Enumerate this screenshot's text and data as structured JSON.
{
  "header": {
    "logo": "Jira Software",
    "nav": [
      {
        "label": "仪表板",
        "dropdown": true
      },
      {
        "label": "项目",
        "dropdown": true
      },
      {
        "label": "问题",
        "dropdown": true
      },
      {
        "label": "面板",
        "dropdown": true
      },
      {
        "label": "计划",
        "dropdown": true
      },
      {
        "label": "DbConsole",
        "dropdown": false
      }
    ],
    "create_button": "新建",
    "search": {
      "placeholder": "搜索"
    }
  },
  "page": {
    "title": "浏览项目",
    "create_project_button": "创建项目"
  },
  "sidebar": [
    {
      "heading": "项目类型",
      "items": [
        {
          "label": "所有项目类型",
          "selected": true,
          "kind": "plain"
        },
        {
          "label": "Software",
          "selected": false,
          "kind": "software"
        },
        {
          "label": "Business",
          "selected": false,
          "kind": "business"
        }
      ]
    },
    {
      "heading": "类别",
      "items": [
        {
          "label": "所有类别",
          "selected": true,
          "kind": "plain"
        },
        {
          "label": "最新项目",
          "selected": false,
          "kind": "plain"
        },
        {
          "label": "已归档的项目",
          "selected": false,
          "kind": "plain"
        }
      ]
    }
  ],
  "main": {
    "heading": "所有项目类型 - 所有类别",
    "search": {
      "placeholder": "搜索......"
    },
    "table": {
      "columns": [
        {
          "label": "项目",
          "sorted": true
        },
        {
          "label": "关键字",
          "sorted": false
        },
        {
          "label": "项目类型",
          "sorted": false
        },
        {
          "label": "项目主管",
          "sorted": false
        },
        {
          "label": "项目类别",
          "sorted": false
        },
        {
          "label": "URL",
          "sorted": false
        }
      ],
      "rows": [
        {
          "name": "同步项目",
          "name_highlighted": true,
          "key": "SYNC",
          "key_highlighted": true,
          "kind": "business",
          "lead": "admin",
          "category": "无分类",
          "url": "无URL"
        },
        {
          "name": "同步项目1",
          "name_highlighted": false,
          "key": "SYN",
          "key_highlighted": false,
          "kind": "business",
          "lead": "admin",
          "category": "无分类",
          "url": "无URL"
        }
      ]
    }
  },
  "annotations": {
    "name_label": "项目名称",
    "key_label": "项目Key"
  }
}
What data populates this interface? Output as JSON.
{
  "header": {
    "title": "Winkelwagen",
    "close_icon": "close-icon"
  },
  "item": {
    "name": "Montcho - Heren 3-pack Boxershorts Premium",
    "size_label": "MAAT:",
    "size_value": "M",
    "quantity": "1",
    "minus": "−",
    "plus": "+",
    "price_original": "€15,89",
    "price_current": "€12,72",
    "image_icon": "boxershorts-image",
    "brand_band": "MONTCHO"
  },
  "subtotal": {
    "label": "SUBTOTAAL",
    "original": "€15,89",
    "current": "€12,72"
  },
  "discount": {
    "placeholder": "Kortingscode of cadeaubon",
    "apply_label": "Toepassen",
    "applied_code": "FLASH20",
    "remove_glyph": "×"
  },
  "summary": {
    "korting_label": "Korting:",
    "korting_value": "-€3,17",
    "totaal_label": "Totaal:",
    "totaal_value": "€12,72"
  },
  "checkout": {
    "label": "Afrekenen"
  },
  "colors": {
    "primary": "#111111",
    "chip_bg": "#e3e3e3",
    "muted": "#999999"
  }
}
━━━━
PROBLEM TO SOLVE → Give back the whole listing exactly as it reads.

ANSWER FOR THE TASK →
Enumerate this screenshot's text and data as structured JSON.
{
  "header": {
    "logo": "Jira Software",
    "nav": [
      {
        "label": "仪表板",
        "dropdown": true
      },
      {
        "label": "项目",
        "dropdown": true
      },
      {
        "label": "问题",
        "dropdown": true
      },
      {
        "label": "面板",
        "dropdown": true
      },
      {
        "label": "计划",
        "dropdown": true
      },
      {
        "label": "DbConsole",
        "dropdown": false
      }
    ],
    "create_button": "新建",
    "search": {
      "placeholder": "搜索"
    }
  },
  "page": {
    "title": "浏览项目",
    "create_project_button": "创建项目"
  },
  "sidebar": [
    {
      "heading": "项目类型",
      "items": [
        {
          "label": "所有项目类型",
          "selected": true,
          "kind": "plain"
        },
        {
          "label": "Software",
          "selected": false,
          "kind": "software"
        },
        {
          "label": "Business",
          "selected": false,
          "kind": "business"
        }
      ]
    },
    {
      "heading": "类别",
      "items": [
        {
          "label": "所有类别",
          "selected": true,
          "kind": "plain"
        },
        {
          "label": "最新项目",
          "selected": false,
          "kind": "plain"
        },
        {
          "label": "已归档的项目",
          "selected": false,
          "kind": "plain"
        }
      ]
    }
  ],
  "main": {
    "heading": "所有项目类型 - 所有类别",
    "search": {
      "placeholder": "搜索......"
    },
    "table": {
      "columns": [
        {
          "label": "项目",
          "sorted": true
        },
        {
          "label": "关键字",
          "sorted": false
        },
        {
          "label": "项目类型",
          "sorted": false
        },
        {
          "label": "项目主管",
          "sorted": false
        },
        {
          "label": "项目类别",
          "sorted": false
        },
        {
          "label": "URL",
          "sorted": false
        }
      ],
      "rows": [
        {
          "name": "同步项目",
          "name_highlighted": true,
          "key": "SYNC",
          "key_highlighted": true,
          "kind": "business",
          "lead": "admin",
          "category": "无分类",
          "url": "无URL"
        },
        {
          "name": "同步项目1",
          "name_highlighted": false,
          "key": "SYN",
          "key_highlighted": false,
          "kind": "business",
          "lead": "admin",
          "category": "无分类",
          "url": "无URL"
        }
      ]
    }
  },
  "annotations": {
    "name_label": "项目名称",
    "key_label": "项目Key"
  }
}
What data populates this interface? Output as JSON.
{
  "header": {
    "title": "Winkelwagen",
    "close_icon": "close-icon"
  },
  "item": {
    "name": "Montcho - Heren 3-pack Boxershorts Premium",
    "size_label": "MAAT:",
    "size_value": "M",
    "quantity": "1",
    "minus": "−",
    "plus": "+",
    "price_original": "€15,89",
    "price_current": "€12,72",
    "image_icon": "boxershorts-image",
    "brand_band": "MONTCHO"
  },
  "subtotal": {
    "label": "SUBTOTAAL",
    "original": "€15,89",
    "current": "€12,72"
  },
  "discount": {
    "placeholder": "Kortingscode of cadeaubon",
    "apply_label": "Toepassen",
    "applied_code": "FLASH20",
    "remove_glyph": "×"
  },
  "summary": {
    "korting_label": "Korting:",
    "korting_value": "-€3,17",
    "totaal_label": "Totaal:",
    "totaal_value": "€12,72"
  },
  "checkout": {
    "label": "Afrekenen"
  },
  "colors": {
    "primary": "#111111",
    "chip_bg": "#e3e3e3",
    "muted": "#999999"
  }
}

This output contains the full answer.